* _DATA PROVIDED_
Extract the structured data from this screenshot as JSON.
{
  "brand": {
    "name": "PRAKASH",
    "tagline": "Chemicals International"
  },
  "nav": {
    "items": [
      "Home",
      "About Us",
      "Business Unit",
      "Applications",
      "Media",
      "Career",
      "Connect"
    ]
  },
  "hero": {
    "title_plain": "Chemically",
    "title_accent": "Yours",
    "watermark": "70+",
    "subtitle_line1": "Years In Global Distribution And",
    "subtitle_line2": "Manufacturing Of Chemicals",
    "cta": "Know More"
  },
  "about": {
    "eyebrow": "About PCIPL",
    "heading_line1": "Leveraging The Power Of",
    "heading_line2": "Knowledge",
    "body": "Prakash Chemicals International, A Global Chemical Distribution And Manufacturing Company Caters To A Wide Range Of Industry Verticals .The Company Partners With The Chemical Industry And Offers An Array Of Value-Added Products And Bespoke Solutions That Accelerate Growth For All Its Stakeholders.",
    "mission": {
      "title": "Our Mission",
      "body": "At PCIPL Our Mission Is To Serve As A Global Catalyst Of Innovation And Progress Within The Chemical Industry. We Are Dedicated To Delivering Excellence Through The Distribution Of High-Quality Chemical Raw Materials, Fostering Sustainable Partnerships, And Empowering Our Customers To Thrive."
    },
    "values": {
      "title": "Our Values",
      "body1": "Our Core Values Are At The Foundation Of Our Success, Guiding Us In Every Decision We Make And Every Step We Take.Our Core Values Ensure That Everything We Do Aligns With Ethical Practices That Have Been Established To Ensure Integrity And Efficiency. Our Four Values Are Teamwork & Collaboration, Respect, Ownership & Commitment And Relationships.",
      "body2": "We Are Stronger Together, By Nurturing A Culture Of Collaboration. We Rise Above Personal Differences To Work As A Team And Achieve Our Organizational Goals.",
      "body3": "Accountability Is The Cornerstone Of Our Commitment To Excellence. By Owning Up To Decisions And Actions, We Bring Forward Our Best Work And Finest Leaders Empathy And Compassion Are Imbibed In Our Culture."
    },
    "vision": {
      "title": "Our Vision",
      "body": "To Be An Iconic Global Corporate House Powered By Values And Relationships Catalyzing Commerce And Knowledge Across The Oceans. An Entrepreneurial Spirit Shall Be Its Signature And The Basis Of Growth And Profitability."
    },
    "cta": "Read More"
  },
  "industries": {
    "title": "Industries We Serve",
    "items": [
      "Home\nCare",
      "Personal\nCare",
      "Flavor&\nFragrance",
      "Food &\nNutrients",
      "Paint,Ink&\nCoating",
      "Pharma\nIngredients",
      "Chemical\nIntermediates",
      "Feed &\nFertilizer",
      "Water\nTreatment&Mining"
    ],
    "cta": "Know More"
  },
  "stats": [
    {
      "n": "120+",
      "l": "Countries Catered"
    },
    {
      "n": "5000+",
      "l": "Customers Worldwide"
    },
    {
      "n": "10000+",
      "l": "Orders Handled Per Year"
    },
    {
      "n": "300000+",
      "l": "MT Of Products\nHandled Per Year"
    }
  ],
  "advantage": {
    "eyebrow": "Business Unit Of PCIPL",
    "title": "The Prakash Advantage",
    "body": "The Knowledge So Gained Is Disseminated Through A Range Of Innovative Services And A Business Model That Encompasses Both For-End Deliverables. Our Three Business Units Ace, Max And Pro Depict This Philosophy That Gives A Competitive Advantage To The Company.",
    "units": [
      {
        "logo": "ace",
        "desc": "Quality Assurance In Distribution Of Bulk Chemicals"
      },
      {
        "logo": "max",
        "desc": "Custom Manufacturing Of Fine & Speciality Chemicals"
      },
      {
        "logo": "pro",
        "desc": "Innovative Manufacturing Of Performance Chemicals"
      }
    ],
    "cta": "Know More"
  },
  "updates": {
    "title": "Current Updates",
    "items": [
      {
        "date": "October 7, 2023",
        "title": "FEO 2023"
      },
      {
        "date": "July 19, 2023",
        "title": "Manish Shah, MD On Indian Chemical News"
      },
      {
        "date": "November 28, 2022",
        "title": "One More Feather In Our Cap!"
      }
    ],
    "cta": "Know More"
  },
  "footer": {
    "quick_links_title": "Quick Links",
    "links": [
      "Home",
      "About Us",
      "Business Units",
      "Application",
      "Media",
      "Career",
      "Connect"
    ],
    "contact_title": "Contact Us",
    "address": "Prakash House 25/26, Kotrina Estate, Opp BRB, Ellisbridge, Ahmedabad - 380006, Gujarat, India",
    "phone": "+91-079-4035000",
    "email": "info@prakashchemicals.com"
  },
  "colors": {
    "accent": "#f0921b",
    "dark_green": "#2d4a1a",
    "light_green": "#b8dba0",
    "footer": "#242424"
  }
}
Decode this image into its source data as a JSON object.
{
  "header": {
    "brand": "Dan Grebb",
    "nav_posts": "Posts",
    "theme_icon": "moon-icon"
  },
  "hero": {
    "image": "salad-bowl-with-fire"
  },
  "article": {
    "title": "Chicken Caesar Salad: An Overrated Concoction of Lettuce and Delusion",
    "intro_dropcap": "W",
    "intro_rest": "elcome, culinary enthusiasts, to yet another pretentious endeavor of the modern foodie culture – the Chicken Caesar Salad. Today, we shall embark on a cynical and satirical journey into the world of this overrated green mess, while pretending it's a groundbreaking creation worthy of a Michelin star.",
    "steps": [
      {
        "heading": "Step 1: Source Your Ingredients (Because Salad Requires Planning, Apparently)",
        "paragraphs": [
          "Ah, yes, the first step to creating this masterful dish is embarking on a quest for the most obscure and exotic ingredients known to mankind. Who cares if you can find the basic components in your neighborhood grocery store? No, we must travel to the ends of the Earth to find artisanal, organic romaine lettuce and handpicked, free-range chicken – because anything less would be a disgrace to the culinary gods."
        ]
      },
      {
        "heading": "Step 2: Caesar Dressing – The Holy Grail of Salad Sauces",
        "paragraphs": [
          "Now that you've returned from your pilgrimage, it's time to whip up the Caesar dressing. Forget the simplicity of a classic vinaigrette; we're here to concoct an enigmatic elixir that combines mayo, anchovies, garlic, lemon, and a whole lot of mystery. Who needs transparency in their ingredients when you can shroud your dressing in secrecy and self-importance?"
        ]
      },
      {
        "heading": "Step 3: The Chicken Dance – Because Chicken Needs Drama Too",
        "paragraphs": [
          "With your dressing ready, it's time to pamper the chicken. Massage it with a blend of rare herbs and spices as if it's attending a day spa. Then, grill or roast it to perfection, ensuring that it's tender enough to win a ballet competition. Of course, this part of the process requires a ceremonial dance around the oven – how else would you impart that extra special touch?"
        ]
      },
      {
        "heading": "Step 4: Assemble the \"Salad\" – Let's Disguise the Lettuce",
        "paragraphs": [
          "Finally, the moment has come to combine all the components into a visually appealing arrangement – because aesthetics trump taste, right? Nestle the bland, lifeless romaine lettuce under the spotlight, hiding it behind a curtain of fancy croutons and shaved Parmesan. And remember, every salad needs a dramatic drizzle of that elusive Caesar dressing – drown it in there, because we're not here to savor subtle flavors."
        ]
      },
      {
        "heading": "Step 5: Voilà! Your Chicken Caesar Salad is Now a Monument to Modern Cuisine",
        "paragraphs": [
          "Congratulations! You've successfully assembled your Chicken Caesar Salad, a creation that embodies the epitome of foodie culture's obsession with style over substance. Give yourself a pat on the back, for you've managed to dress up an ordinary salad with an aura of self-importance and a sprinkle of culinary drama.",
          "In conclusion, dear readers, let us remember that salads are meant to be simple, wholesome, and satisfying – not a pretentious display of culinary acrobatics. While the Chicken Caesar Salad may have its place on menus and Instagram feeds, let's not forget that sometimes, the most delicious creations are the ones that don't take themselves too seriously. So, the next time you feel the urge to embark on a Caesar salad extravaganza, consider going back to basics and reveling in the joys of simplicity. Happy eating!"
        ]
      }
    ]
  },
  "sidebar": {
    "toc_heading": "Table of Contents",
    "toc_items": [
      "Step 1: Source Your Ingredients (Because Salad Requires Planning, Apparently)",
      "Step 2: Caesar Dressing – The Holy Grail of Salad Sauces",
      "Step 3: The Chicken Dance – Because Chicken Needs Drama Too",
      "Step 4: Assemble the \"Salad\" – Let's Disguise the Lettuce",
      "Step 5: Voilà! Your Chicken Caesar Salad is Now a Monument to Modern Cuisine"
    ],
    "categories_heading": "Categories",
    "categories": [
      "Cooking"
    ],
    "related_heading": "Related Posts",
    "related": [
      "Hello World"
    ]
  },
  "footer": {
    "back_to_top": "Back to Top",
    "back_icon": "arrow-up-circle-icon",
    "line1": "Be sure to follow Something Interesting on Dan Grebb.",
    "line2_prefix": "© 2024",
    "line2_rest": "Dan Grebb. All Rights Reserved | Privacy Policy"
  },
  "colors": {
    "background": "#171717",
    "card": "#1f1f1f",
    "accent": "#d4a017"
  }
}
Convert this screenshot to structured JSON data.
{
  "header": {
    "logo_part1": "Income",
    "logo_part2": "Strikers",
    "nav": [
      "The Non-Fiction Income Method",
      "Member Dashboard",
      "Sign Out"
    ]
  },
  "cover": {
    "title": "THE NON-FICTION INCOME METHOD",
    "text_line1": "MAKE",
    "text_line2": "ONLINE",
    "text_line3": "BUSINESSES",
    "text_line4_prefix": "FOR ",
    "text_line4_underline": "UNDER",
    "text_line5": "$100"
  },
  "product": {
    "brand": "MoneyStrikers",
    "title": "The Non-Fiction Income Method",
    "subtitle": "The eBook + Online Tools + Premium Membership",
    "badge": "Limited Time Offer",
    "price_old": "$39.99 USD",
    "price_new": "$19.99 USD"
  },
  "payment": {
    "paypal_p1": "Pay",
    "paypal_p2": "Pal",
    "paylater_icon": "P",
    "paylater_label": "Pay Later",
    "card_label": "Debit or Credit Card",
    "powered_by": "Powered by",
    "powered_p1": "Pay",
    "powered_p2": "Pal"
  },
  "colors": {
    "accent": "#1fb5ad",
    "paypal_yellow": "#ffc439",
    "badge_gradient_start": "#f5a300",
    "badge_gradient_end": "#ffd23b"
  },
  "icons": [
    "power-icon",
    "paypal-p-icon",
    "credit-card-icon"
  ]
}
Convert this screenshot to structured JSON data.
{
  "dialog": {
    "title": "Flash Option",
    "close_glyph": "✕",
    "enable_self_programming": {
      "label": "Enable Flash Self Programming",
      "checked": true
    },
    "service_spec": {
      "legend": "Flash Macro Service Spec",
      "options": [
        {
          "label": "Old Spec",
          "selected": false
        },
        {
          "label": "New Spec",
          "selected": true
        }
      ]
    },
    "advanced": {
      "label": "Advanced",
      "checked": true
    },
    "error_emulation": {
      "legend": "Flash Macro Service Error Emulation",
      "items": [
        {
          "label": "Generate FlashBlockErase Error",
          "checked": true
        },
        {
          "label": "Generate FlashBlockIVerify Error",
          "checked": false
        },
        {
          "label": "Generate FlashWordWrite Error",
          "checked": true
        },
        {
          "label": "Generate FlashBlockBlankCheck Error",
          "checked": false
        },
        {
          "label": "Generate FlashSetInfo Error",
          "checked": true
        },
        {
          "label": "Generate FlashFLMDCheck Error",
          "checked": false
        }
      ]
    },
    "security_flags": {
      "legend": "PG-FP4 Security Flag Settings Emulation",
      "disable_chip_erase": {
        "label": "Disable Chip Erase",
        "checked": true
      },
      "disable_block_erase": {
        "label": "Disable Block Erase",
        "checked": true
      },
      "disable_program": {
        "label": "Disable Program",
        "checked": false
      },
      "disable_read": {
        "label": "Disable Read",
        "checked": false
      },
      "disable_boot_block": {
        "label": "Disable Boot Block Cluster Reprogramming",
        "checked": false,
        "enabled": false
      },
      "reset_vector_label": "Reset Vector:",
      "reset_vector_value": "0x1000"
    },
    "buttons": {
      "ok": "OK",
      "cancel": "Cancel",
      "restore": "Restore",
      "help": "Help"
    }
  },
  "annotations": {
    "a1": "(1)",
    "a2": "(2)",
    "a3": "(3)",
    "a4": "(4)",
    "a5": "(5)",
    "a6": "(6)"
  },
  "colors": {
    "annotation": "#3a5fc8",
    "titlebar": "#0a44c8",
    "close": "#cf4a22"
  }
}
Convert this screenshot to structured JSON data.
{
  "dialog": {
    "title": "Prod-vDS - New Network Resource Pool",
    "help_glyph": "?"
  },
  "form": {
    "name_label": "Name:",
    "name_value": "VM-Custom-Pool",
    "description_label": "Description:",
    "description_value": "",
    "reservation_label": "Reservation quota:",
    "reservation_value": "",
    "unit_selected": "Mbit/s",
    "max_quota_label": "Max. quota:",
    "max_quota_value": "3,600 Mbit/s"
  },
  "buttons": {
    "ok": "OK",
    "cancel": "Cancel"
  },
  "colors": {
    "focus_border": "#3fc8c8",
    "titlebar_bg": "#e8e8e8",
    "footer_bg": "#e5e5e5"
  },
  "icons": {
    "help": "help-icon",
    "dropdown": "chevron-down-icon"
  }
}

* _WHAT IS BEING ASKED_
State how many lines of the listing include the word "Pool". Reply with the number alone.

* _COMPLETED EXERCISE_
2